- [INSTRUCTION]:
Which lines hold the word "címe"? Show each of them.

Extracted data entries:
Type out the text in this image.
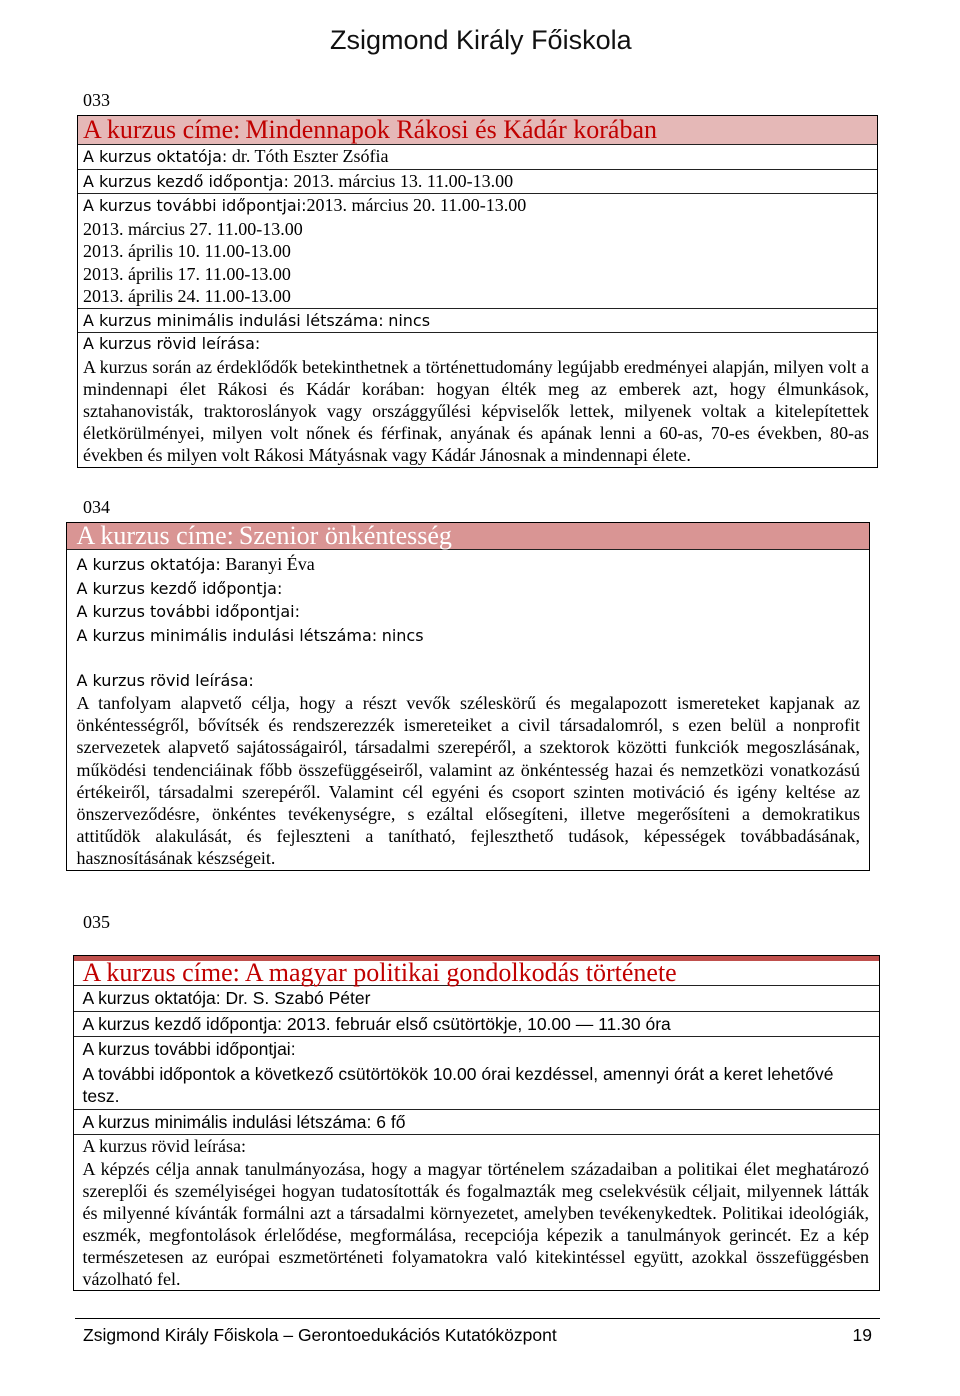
Zsigmond Király Főiskola
033
A kurzus címe: Mindennapok Rákosi és Kádár korában
A kurzus oktatója: dr. Tóth Eszter Zsófia
A kurzus kezdő időpontja: 2013. március 13. 11.00-13.00
A kurzus további időpontjai:2013. március 20. 11.00-13.00
2013. március 27. 11.00-13.00
2013. április 10. 11.00-13.00
2013. április 17. 11.00-13.00
2013. április 24. 11.00-13.00
A kurzus minimális indulási létszáma: nincs
A kurzus rövid leírása:
A kurzus során az érdeklődők betekinthetnek a történettudomány legújabb eredményei alapján, milyen volt a mindennapi élet Rákosi és Kádár korában: hogyan élték meg az emberek azt, hogy élmunkások, sztahanovisták, traktoroslányok vagy országgyűlési képviselők lettek, milyenek voltak a kitelepítettek életkörülményei, milyen volt nőnek és férfinak, anyának és apának lenni a 60-as, 70-es években, 80-as években és milyen volt Rákosi Mátyásnak vagy Kádár Jánosnak a mindennapi élete.
034
A kurzus címe: Szenior önkéntesség
A kurzus oktatója: Baranyi Éva
A kurzus kezdő időpontja:
A kurzus további időpontjai:
A kurzus minimális indulási létszáma: nincs
A kurzus rövid leírása:
A tanfolyam alapvető célja, hogy a részt vevők széleskörű és megalapozott ismereteket kapjanak az önkéntességről, bővítsék és rendszerezzék ismereteiket a civil társadalomról, s ezen belül a nonprofit szervezetek alapvető sajátosságairól, társadalmi szerepéről, a szektorok közötti funkciók megoszlásának, működési tendenciáinak főbb összefüggéseiről, valamint az önkéntesség hazai és nemzetközi vonatkozású értékeiről, társadalmi szerepéről. Valamint cél egyéni és csoport szinten motiváció és igény keltése az önszerveződésre, önkéntes tevékenységre, s ezáltal elősegíteni, illetve megerősíteni a demokratikus attitűdök alakulását, és fejleszteni a tanítható, fejleszthető tudások, képességek továbbadásának, hasznosításának készségeit.
035
A kurzus címe: A magyar politikai gondolkodás története
A kurzus oktatója: Dr. S. Szabó Péter
A kurzus kezdő időpontja: 2013. február első csütörtökje, 10.00 — 11.30 óra
A kurzus további időpontjai:
A további időpontok a következő csütörtökök 10.00 órai kezdéssel, amennyi órát a keret lehetővé tesz.
A kurzus minimális indulási létszáma: 6 fő
A kurzus rövid leírása:
A képzés célja annak tanulmányozása, hogy a magyar történelem századaiban a politikai élet meghatározó szereplői és személyiségei hogyan tudatosították és fogalmazták meg cselekvésük céljait, milyennek látták és milyenné kívánták formálni azt a társadalmi környezetet, amelyben tevékenykedtek. Politikai ideológiák, eszmék, megfontolások érlelődése, megformálása, recepciója képezik a tanulmányok gerincét. Ez a kép természetesen az európai eszmetörténeti folyamatokra való kitekintéssel együtt, azokkal összefüggésben vázolható fel.
Zsigmond Király Főiskola – Gerontoedukációs Kutatóközpont	19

- [EXPECTED ANSWER]:
A kurzus címe: Mindennapok Rákosi és Kádár korában
A kurzus címe: Szenior önkéntesség
A kurzus címe: A magyar politikai gondolkodás története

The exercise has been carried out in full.